Учение о свободном условном рефлексе[13] мы должны будем показать в разрезе арифметического развития памяти, памяти ребенка, в разрезе тех основных механизмов и их действий, которые вам уже знакомы из физиологии высшей нервной деятельности. Эта задача не ограничивает нас. Надо показать каковы ближайшие факторы, которые определяют, что этот процесс именно в такой комбинации, именно в такой структуре заимствовал ребенок на данной ступени развития; где и каким образом ребенок усвоил этот способ поведения, этот способ мышления, эти приемы, благодаря каким собственным процессам развития мозговой коры эти приемы стали ребенку доступными на этой ступени развития. Благодаря этим внешним влияниям складывается сложная и единственная цель разнообразных и разновидных процессов.

Таким образом, перед исследователем, излагающим систему детской психологии стоят всегда две задачи, даже, вернее, три основных задачи. Мы должны процесс поведения ребенка рассмотреть в трех основных планах.

Во-первых, в плане анализа, т.е. в плане, как мы говорили, рефлективном, т.е. в плане вскрывания этого сложного процесса, потому что самый сложный процесс состоит, в конечном счете, если его разложить, из процессов элементарных.

Другая задача будет заключаться в выяснении структуры и функции этого поведения, разложении этих сложных приемов поведения на их составные части. Ознакомившись с элементарными процессами нервов, которые лежат в их основе, мы должны выяснить, есть ли род единства в этих равных процессах. Каково исполнение этих сложных приемов поведения в отношении приспособления ребенка к окружающей среде? С целью выяснить и вскрыть соотношение частей, функций, т.е. связать их и значит выполнить задание по отношению к поведению в целом. В этом будет заключаться вторая задача нашего исследования.

Третья будет заключаться в том, чтобы проследить анализ и структуру этого процесса. Проследить, к чему [ведет] то сложное сплетение о[нтогенетической] и других линий, которые, как я говорил, образуют основу развития поведения в детском возрасте. В педологии, благодаря такому рассмотрению вопроса, получается понятие того, что некоторые авторы называют понятием культурного возраста ребенка.

Вы знаете, что мы называем [культурным][14] возрастом ребенка в отличие от хронологического возраста. В разных фазах развития, которого достигает ребенок, мы говорим о физиологическом возрасте, о костном возрасте — так точно и в этом случае мы вправе отличать его культурно-психологический возраст. Под этим культурно-психологическим возрастом мы будем разуметь следующее: как мы установили, костным возрастом ребенка называется та фаза в отвердении костей, которая происходит у ребенка. Затем по костям можно определить на какой стадии находится костное развитие ребенка.

Например ребенку 12 лет, но его костный возраст отстает или опережает на два года его паспортный возраст. Применяя те же способы исследования, мы определяем культурно-психологический возраст ребенка. Мы устанавливаем какие фазы, какие стадии происходят в приемах поведения, поднимаясь от примитивных форм к сложным культурным формам.

> [Исходные данные]:
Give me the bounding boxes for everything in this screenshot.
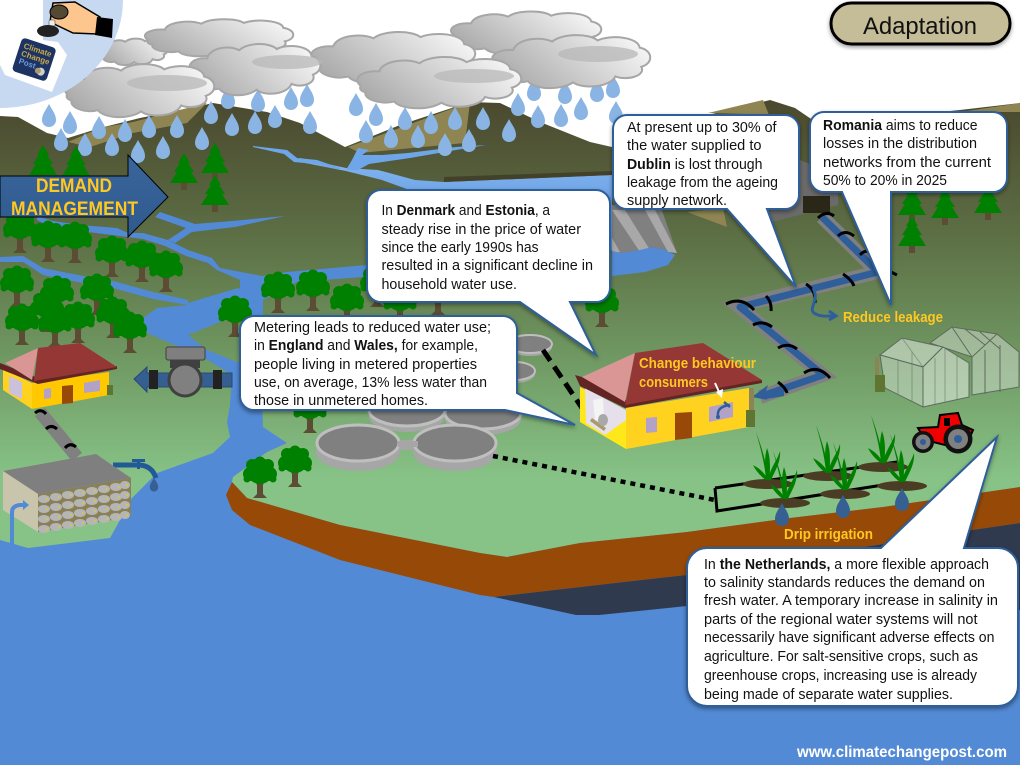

> [Список заданий]:
[1] Продублируйте дословно отрывок из фрагмента документа: начните с места, где стоят слова «Другая задача будет», и остановитесь после слов «задача нашего исследования.».
[2] Ответьте по фрагменту документа:
(a) В скольких основных планах нужно рассмотреть процесс поведения ребенка?
(b) Что называется костным возрастом ребенка?
(c) На сколько лет в примере костный возраст двенадцатилетнего ребенка отстает от паспортного или опережает его?
Отвечать нужно только по фрагменту документа.

> [Ожидаемые ответы]:
[1]
Другая задача будет заключаться в выяснении структуры и функции этого поведения, разложении этих сложных приемов поведения на их составные части. Ознакомившись с элементарными процессами нервов, которые лежат в их основе, мы должны выяснить, есть ли род единства в этих равных процессах. Каково исполнение этих сложных приемов поведения в отношении приспособления ребенка к окружающей среде? С целью выяснить и вскрыть соотношение частей, функций, т.е. связать их и значит выполнить задание по отношению к поведению в целом. В этом будет заключаться вторая задача нашего исследования.

[2]
(a) В трех.
(b) Та фаза в отвердении костей, которая происходит у ребенка.
(c) На два года.